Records

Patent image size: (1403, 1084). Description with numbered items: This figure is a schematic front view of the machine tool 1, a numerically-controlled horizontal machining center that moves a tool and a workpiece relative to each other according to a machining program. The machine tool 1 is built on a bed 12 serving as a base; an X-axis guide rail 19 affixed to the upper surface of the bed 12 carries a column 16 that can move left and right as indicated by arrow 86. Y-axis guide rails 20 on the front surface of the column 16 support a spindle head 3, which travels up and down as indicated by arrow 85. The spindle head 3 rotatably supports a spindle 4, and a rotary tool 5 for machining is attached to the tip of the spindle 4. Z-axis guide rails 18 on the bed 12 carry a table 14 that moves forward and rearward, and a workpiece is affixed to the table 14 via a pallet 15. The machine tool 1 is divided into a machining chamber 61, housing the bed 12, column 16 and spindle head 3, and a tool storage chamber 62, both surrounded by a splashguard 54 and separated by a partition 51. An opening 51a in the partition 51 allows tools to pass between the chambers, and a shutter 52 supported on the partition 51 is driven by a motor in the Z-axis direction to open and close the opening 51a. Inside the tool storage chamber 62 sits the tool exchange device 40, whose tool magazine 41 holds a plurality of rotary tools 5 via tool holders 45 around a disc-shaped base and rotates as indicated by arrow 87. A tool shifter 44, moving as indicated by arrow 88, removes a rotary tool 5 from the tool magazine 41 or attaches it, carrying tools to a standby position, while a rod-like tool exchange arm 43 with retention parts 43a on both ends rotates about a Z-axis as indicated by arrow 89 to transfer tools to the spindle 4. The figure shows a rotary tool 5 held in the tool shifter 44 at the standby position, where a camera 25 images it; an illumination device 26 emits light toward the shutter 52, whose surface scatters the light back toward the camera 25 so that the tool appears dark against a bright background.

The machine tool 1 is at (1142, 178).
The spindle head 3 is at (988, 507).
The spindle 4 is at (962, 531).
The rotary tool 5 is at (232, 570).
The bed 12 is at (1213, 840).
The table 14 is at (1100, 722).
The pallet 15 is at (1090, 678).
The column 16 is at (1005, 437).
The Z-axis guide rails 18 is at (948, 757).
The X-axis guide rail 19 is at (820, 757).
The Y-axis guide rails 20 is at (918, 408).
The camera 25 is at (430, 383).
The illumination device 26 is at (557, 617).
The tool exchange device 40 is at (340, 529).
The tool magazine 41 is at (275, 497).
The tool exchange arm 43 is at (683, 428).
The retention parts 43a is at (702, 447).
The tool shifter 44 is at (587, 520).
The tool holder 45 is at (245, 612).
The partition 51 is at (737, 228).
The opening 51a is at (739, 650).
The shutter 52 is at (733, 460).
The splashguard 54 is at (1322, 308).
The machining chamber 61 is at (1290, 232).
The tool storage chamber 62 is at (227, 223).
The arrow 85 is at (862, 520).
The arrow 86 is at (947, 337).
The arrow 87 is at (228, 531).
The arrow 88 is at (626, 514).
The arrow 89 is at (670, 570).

▶ **Exercise prompt**: Return every line of the material above word for word, without any changes.

▶ **Solved exercise**:
Patent image size: (1403, 1084). Description with numbered items: This figure is a schematic front view of the machine tool 1, a numerically-controlled horizontal machining center that moves a tool and a workpiece relative to each other according to a machining program. The machine tool 1 is built on a bed 12 serving as a base; an X-axis guide rail 19 affixed to the upper surface of the bed 12 carries a column 16 that can move left and right as indicated by arrow 86. Y-axis guide rails 20 on the front surface of the column 16 support a spindle head 3, which travels up and down as indicated by arrow 85. The spindle head 3 rotatably supports a spindle 4, and a rotary tool 5 for machining is attached to the tip of the spindle 4. Z-axis guide rails 18 on the bed 12 carry a table 14 that moves forward and rearward, and a workpiece is affixed to the table 14 via a pallet 15. The machine tool 1 is divided into a machining chamber 61, housing the bed 12, column 16 and spindle head 3, and a tool storage chamber 62, both surrounded by a splashguard 54 and separated by a partition 51. An opening 51a in the partition 51 allows tools to pass between the chambers, and a shutter 52 supported on the partition 51 is driven by a motor in the Z-axis direction to open and close the opening 51a. Inside the tool storage chamber 62 sits the tool exchange device 40, whose tool magazine 41 holds a plurality of rotary tools 5 via tool holders 45 around a disc-shaped base and rotates as indicated by arrow 87. A tool shifter 44, moving as indicated by arrow 88, removes a rotary tool 5 from the tool magazine 41 or attaches it, carrying tools to a standby position, while a rod-like tool exchange arm 43 with retention parts 43a on both ends rotates about a Z-axis as indicated by arrow 89 to transfer tools to the spindle 4. The figure shows a rotary tool 5 held in the tool shifter 44 at the standby position, where a camera 25 images it; an illumination device 26 emits light toward the shutter 52, whose surface scatters the light back toward the camera 25 so that the tool appears dark against a bright background.

The machine tool 1 is at (1142, 178).
The spindle head 3 is at (988, 507).
The spindle 4 is at (962, 531).
The rotary tool 5 is at (232, 570).
The bed 12 is at (1213, 840).
The table 14 is at (1100, 722).
The pallet 15 is at (1090, 678).
The column 16 is at (1005, 437).
The Z-axis guide rails 18 is at (948, 757).
The X-axis guide rail 19 is at (820, 757).
The Y-axis guide rails 20 is at (918, 408).
The camera 25 is at (430, 383).
The illumination device 26 is at (557, 617).
The tool exchange device 40 is at (340, 529).
The tool magazine 41 is at (275, 497).
The tool exchange arm 43 is at (683, 428).
The retention parts 43a is at (702, 447).
The tool shifter 44 is at (587, 520).
The tool holder 45 is at (245, 612).
The partition 51 is at (737, 228).
The opening 51a is at (739, 650).
The shutter 52 is at (733, 460).
The splashguard 54 is at (1322, 308).
The machining chamber 61 is at (1290, 232).
The tool storage chamber 62 is at (227, 223).
The arrow 85 is at (862, 520).
The arrow 86 is at (947, 337).
The arrow 87 is at (228, 531).
The arrow 88 is at (626, 514).
The arrow 89 is at (670, 570).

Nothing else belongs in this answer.